Your goal
Copy every line from the records below that holds the word "Technology".
[START]
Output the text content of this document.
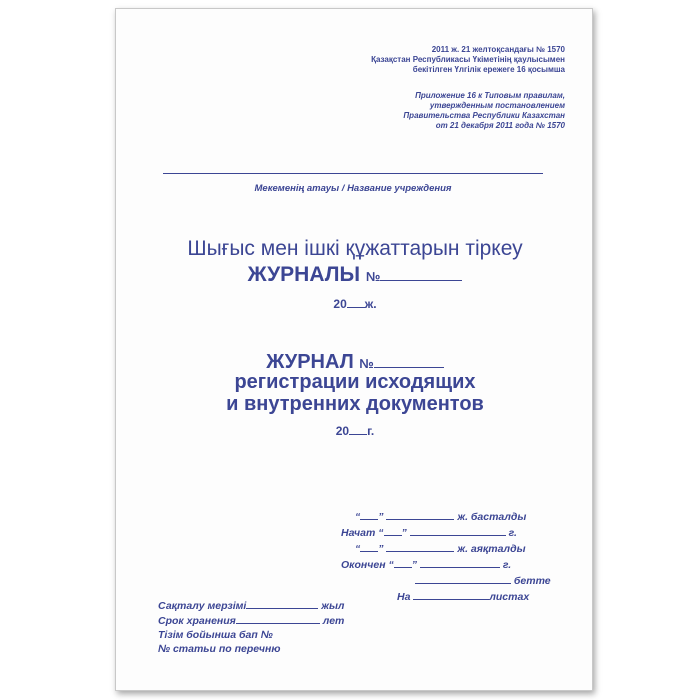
2011 ж. 21 желтоқсандағы № 1570
Қазақстан Республикасы Үкіметінің қаулысымен
бекітілген Үлгілік ережеге 16 қосымша
Приложение 16 к Типовым правилам,
утвержденным постановлением
Правительства Республики Казахстан
от 21 декабря 2011 года № 1570
Мекеменің атауы / Название учреждения
Шығыс мен ішкі құжаттарын тіркеу
ЖУРНАЛЫ №
20 ж.
ЖУРНАЛ №
регистрации исходящих
и внутренних документов
20 г.
“ ”	ж. басталды
Начат “ ”	г.
“ ”	ж. аяқталды
Окончен “ ”	г.
бетте
На	листах
Сақталу мерзімі	жыл
Срок хранения	лет
Тізім бойынша бап №
№ статьи по перечню
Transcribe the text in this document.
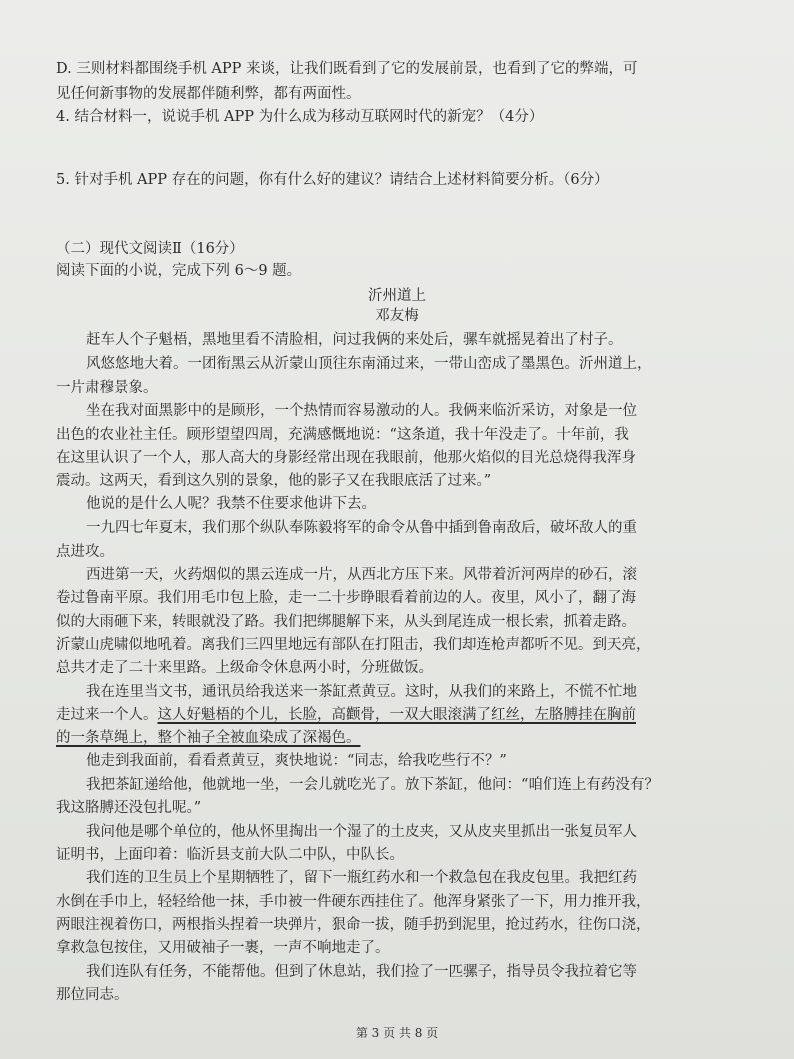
D. 三则材料都围绕手机 APP 来谈，让我们既看到了它的发展前景，也看到了它的弊端，可
见任何新事物的发展都伴随利弊，都有两面性。
4. 结合材料一，说说手机 APP 为什么成为移动互联网时代的新宠？（4分）
5. 针对手机 APP 存在的问题，你有什么好的建议？请结合上述材料简要分析。（6分）
（二）现代文阅读Ⅱ（16分）
阅读下面的小说，完成下列 6～9 题。
沂州道上
邓友梅
赶车人个子魁梧，黑地里看不清脸相，问过我俩的来处后，骡车就摇晃着出了村子。
风悠悠地大着。一团衔黑云从沂蒙山顶往东南涌过来，一带山峦成了墨黑色。沂州道上，
一片肃穆景象。
坐在我对面黑影中的是顾形，一个热情而容易激动的人。我俩来临沂采访，对象是一位
出色的农业社主任。顾形望望四周，充满感慨地说：“这条道，我十年没走了。十年前，我
在这里认识了一个人，那人高大的身影经常出现在我眼前，他那火焰似的目光总烧得我浑身
震动。这两天，看到这久别的景象，他的影子又在我眼底活了过来。”
他说的是什么人呢？我禁不住要求他讲下去。
一九四七年夏末，我们那个纵队奉陈毅将军的命令从鲁中插到鲁南敌后，破坏敌人的重
点进攻。
西进第一天，火药烟似的黑云连成一片，从西北方压下来。风带着沂河两岸的砂石，滚
卷过鲁南平原。我们用毛巾包上脸，走一二十步睁眼看着前边的人。夜里，风小了，翻了海
似的大雨砸下来，转眼就没了路。我们把绑腿解下来，从头到尾连成一根长索，抓着走路。
沂蒙山虎啸似地吼着。离我们三四里地远有部队在打阻击，我们却连枪声都听不见。到天亮，
总共才走了二十来里路。上级命令休息两小时，分班做饭。
我在连里当文书，通讯员给我送来一茶缸煮黄豆。这时，从我们的来路上，不慌不忙地
走过来一个人。这人好魁梧的个儿，长脸，高颧骨，一双大眼滚满了红丝，左胳膊挂在胸前
的一条草绳上，整个袖子全被血染成了深褐色。
他走到我面前，看看煮黄豆，爽快地说：“同志，给我吃些行不？”
我把茶缸递给他，他就地一坐，一会儿就吃光了。放下茶缸，他问：“咱们连上有药没有？
我这胳膊还没包扎呢。”
我问他是哪个单位的，他从怀里掏出一个湿了的土皮夹，又从皮夹里抓出一张复员军人
证明书，上面印着：临沂县支前大队二中队，中队长。
我们连的卫生员上个星期牺牲了，留下一瓶红药水和一个救急包在我皮包里。我把红药
水倒在手巾上，轻轻给他一抹，手巾被一件硬东西挂住了。他浑身紧张了一下，用力推开我，
两眼注视着伤口，两根指头捏着一块弹片，狠命一拔，随手扔到泥里，抢过药水，往伤口浇，
拿救急包按住，又用破袖子一裹，一声不响地走了。
我们连队有任务，不能帮他。但到了休息站，我们捡了一匹骡子，指导员令我拉着它等
那位同志。
第 3 页 共 8 页
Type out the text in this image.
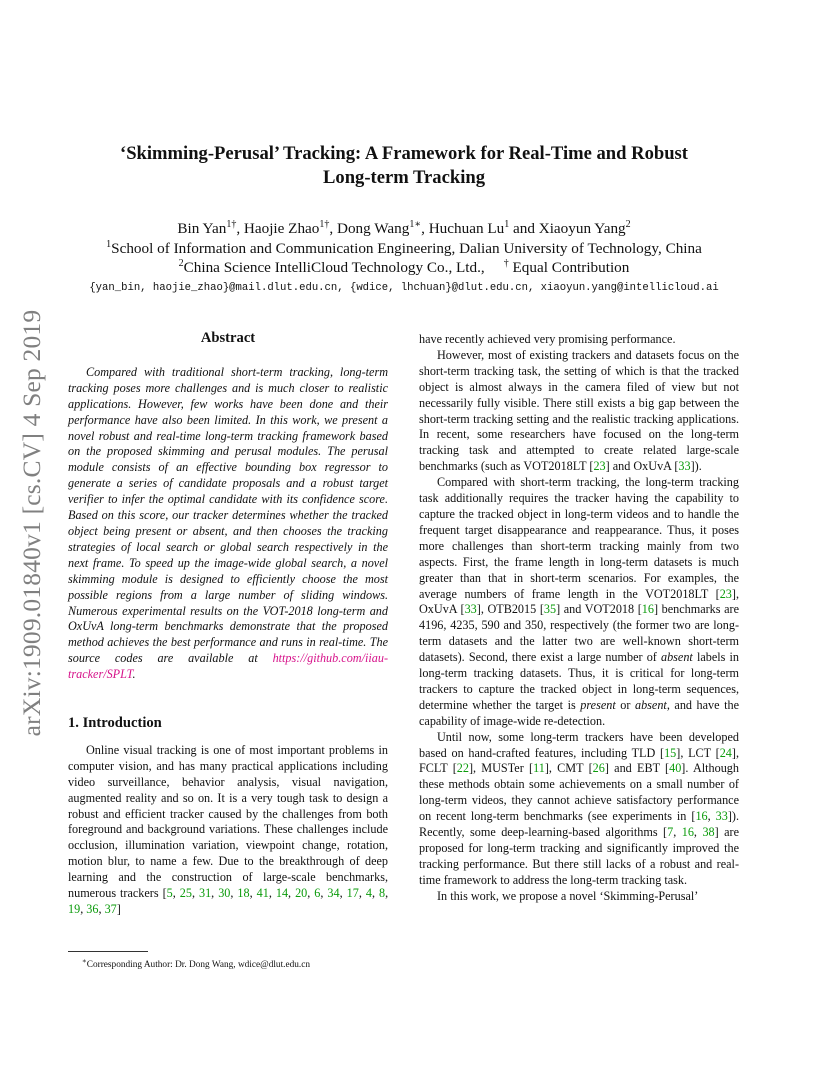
arXiv:1909.01840v1 [cs.CV] 4 Sep 2019
‘Skimming-Perusal’ Tracking: A Framework for Real-Time and Robust
Long-term Tracking
Bin Yan$^{1\dagger}$, Haojie Zhao$^{1\dagger}$, Dong Wang$^{1∗}$, Huchuan Lu$^1$ and Xiaoyun Yang$^2$
$^1$School of Information and Communication Engineering, Dalian University of Technology, China
$^2$China Science IntelliCloud Technology Co., Ltd.,     † Equal Contribution
{yan_bin, haojie_zhao}@mail.dlut.edu.cn, {wdice, lhchuan}@dlut.edu.cn, xiaoyun.yang@intellicloud.ai
Abstract

Compared with traditional short-term tracking, long-term tracking poses more challenges and is much closer to realistic applications. However, few works have been done and their performance have also been limited. In this work, we present a novel robust and real-time long-term tracking framework based on the proposed skimming and perusal modules. The perusal module consists of an effective bounding box regressor to generate a series of candidate proposals and a robust target verifier to infer the optimal candidate with its confidence score. Based on this score, our tracker determines whether the tracked object being present or absent, and then chooses the tracking strategies of local search or global search respectively in the next frame. To speed up the image-wide global search, a novel skimming module is designed to efficiently choose the most possible regions from a large number of sliding windows. Numerous experimental results on the VOT-2018 long-term and OxUvA long-term benchmarks demonstrate that the proposed method achieves the best performance and runs in real-time. The source codes are available at https://github.com/iiau-tracker/SPLT.

1. Introduction

Online visual tracking is one of most important problems in computer vision, and has many practical applications including video surveillance, behavior analysis, visual navigation, augmented reality and so on. It is a very tough task to design a robust and efficient tracker caused by the challenges from both foreground and background variations. These challenges include occlusion, illumination variation, viewpoint change, rotation, motion blur, to name a few. Due to the breakthrough of deep learning and the construction of large-scale benchmarks, numerous trackers [5, 25, 31, 30, 18, 41, 14, 20, 6, 34, 17, 4, 8, 19, 36, 37]

∗Corresponding Author: Dr. Dong Wang, wdice@dlut.edu.cn

have recently achieved very promising performance.

However, most of existing trackers and datasets focus on the short-term tracking task, the setting of which is that the tracked object is almost always in the camera filed of view but not necessarily fully visible. There still exists a big gap between the short-term tracking setting and the realistic tracking applications. In recent, some researchers have focused on the long-term tracking task and attempted to create related large-scale benchmarks (such as VOT2018LT [23] and OxUvA [33]).

Compared with short-term tracking, the long-term tracking task additionally requires the tracker having the capability to capture the tracked object in long-term videos and to handle the frequent target disappearance and reappearance. Thus, it poses more challenges than short-term tracking mainly from two aspects. First, the frame length in long-term datasets is much greater than that in short-term scenarios. For examples, the average numbers of frame length in the VOT2018LT [23], OxUvA [33], OTB2015 [35] and VOT2018 [16] benchmarks are 4196, 4235, 590 and 350, respectively (the former two are long-term datasets and the latter two are well-known short-term datasets). Second, there exist a large number of absent labels in long-term tracking datasets. Thus, it is critical for long-term trackers to capture the tracked object in long-term sequences, determine whether the target is present or absent, and have the capability of image-wide re-detection.

Until now, some long-term trackers have been developed based on hand-crafted features, including TLD [15], LCT [24], FCLT [22], MUSTer [11], CMT [26] and EBT [40]. Although these methods obtain some achievements on a small number of long-term videos, they cannot achieve satisfactory performance on recent long-term benchmarks (see experiments in [16, 33]). Recently, some deep-learning-based algorithms [7, 16, 38] are proposed for long-term tracking and significantly improved the tracking performance. But there still lacks of a robust and real-time framework to address the long-term tracking task.

In this work, we propose a novel ‘Skimming-Perusal’
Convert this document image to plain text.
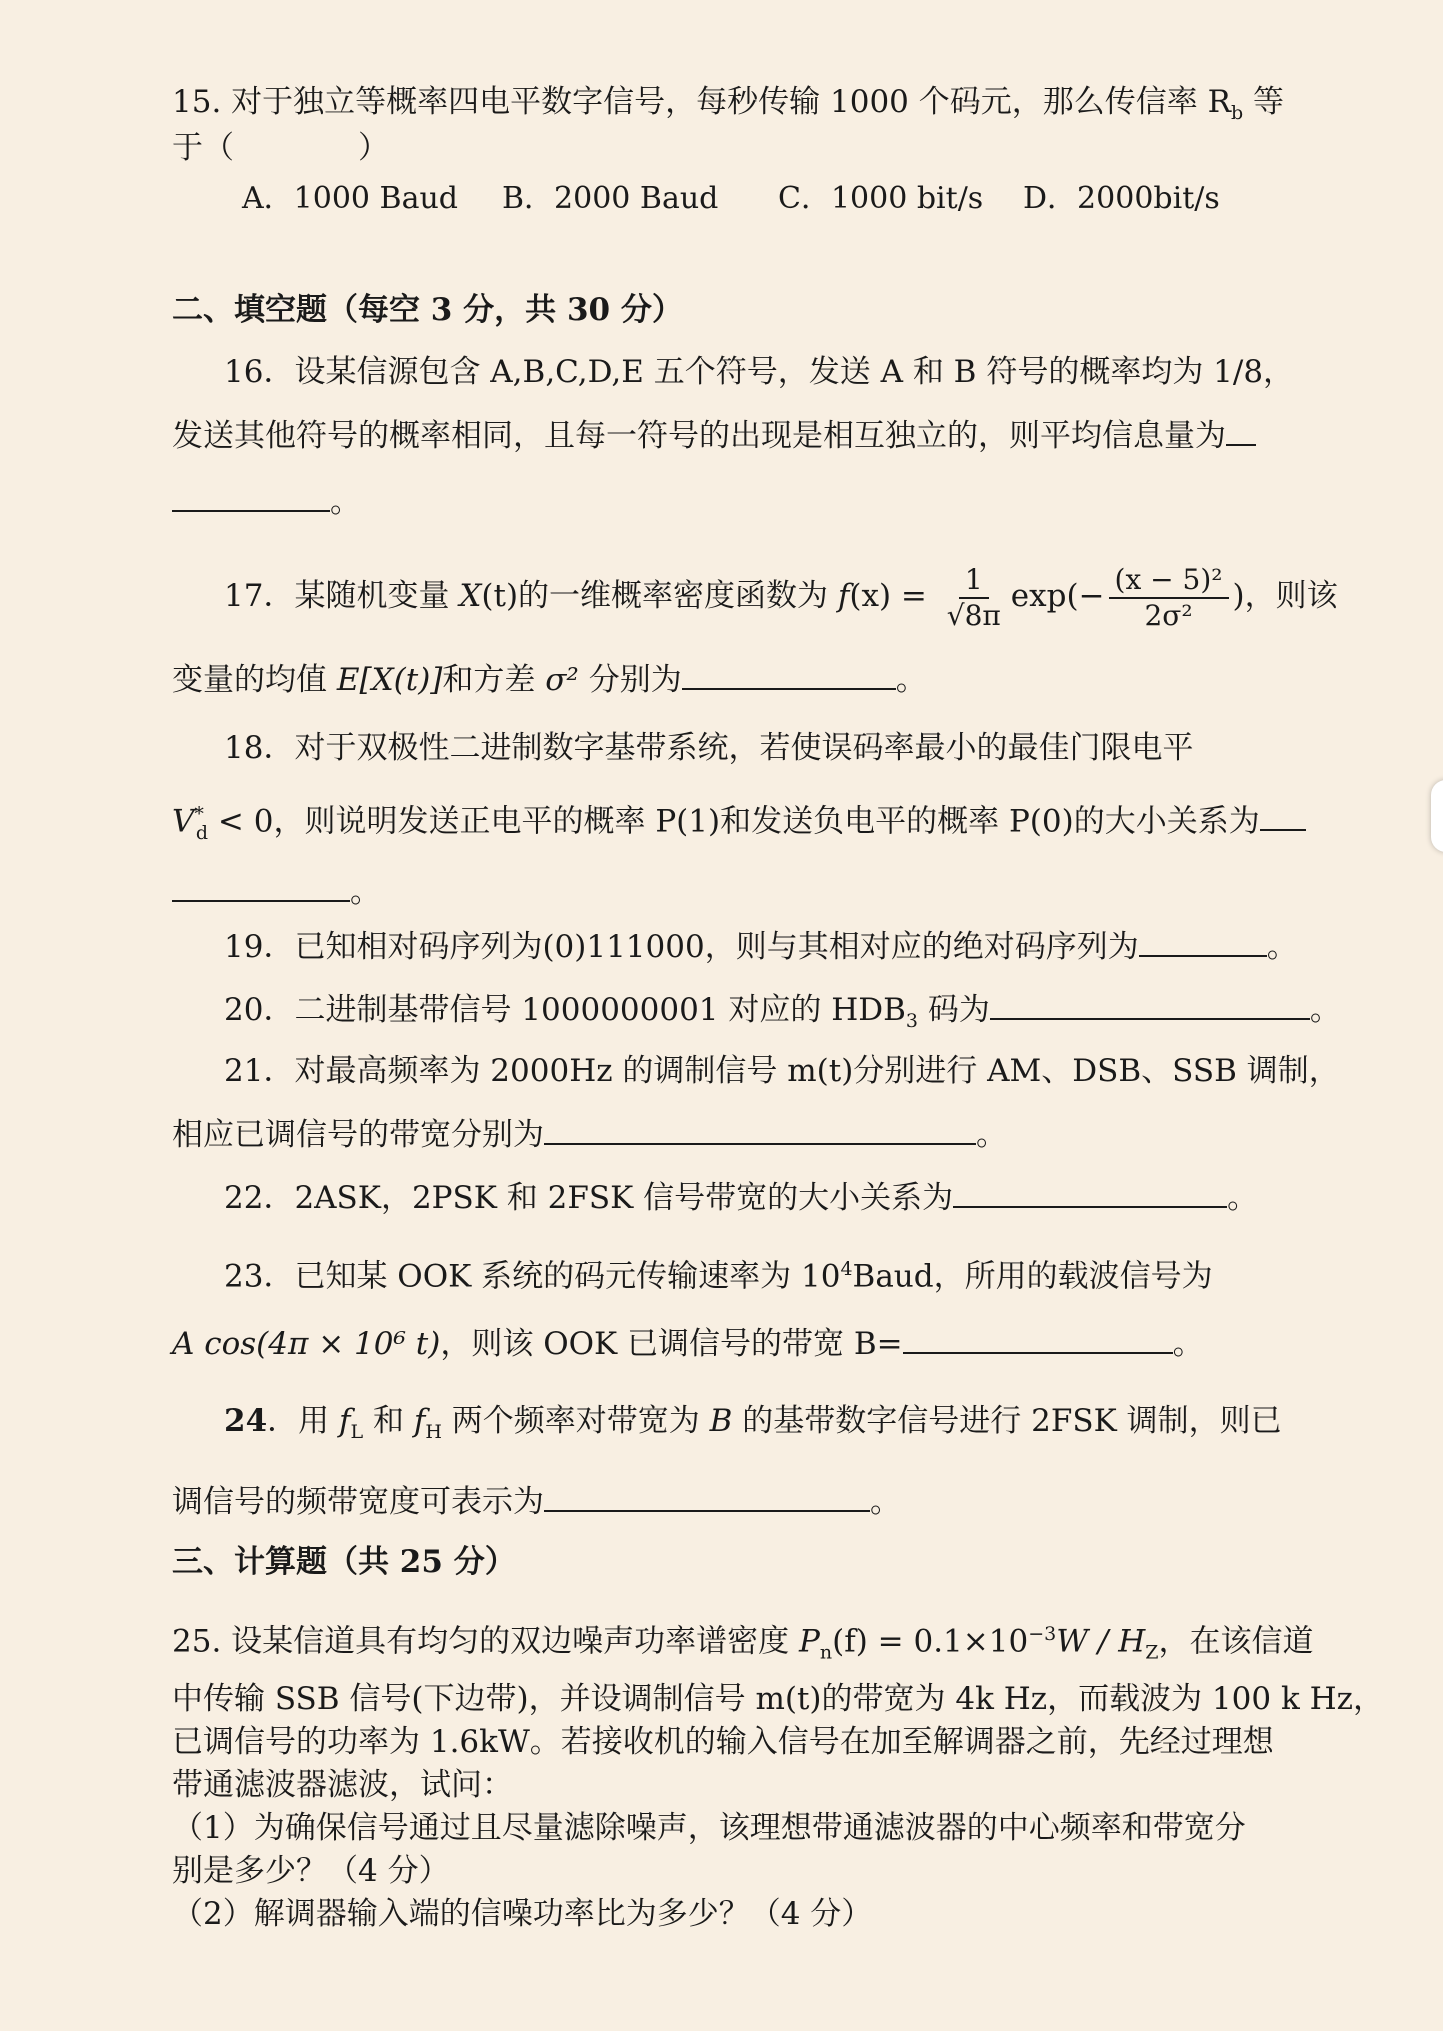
15. 对于独立等概率四电平数字信号，每秒传输 1000 个码元，那么传信率 $R_b$ 等
于（　　　　）
A．1000 Baud B．2000 Baud C．1000 bit/s D．2000bit/s
二、填空题（每空 3 分，共 30 分）
16．设某信源包含 A,B,C,D,E 五个符号，发送 A 和 B 符号的概率均为 1/8，
发送其他符号的概率相同，且每一符号的出现是相互独立的，则平均信息量为
。
17．某随机变量 X(t)的一维概率密度函数为 $f(x) = \frac{1}{√8\pi} \exp(- \frac{\text{(x − 5)²}}{\text{2σ²}}$ )，则该
变量的均值 E[X(t)]和方差 σ² 分别为	。
18．对于双极性二进制数字基带系统，若使误码率最小的最佳门限电平
$V^*_d < 0$，则说明发送正电平的概率 P(1)和发送负电平的概率 P(0)的大小关系为
。
19．已知相对码序列为(0)111000，则与其相对应的绝对码序列为	。
20．二进制基带信号 1000000001 对应的 $HDB_3$ 码为	。
21．对最高频率为 2000Hz 的调制信号 m(t)分别进行 AM、DSB、SSB 调制，
相应已调信号的带宽分别为	。
22．2ASK，2PSK 和 2FSK 信号带宽的大小关系为	。
23．已知某 OOK 系统的码元传输速率为 $10^4Baud$，所用的载波信号为
A cos(4π × 10⁶ t)，则该 OOK 已调信号的带宽 B=	。
24．用 $f_L$ 和 $f_H$ 两个频率对带宽为 B 的基带数字信号进行 2FSK 调制，则已
调信号的频带宽度可表示为	。
三、计算题（共 25 分）
25. 设某信道具有均匀的双边噪声功率谱密度 $P_n(f) = 0.1\times 10^{-3}W / H_Z$，在该信道
中传输 SSB 信号(下边带)，并设调制信号 m(t)的带宽为 4k Hz，而载波为 100 k Hz，
已调信号的功率为 1.6kW。若接收机的输入信号在加至解调器之前，先经过理想
带通滤波器滤波，试问：
（1）为确保信号通过且尽量滤除噪声，该理想带通滤波器的中心频率和带宽分
别是多少？（4 分）
（2）解调器输入端的信噪功率比为多少？（4 分）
[END]
The output
$^1$School of Information and Communication Engineering, Dalian University of Technology, China
$^2$China Science IntelliCloud Technology Co., Ltd.,     † Equal Contribution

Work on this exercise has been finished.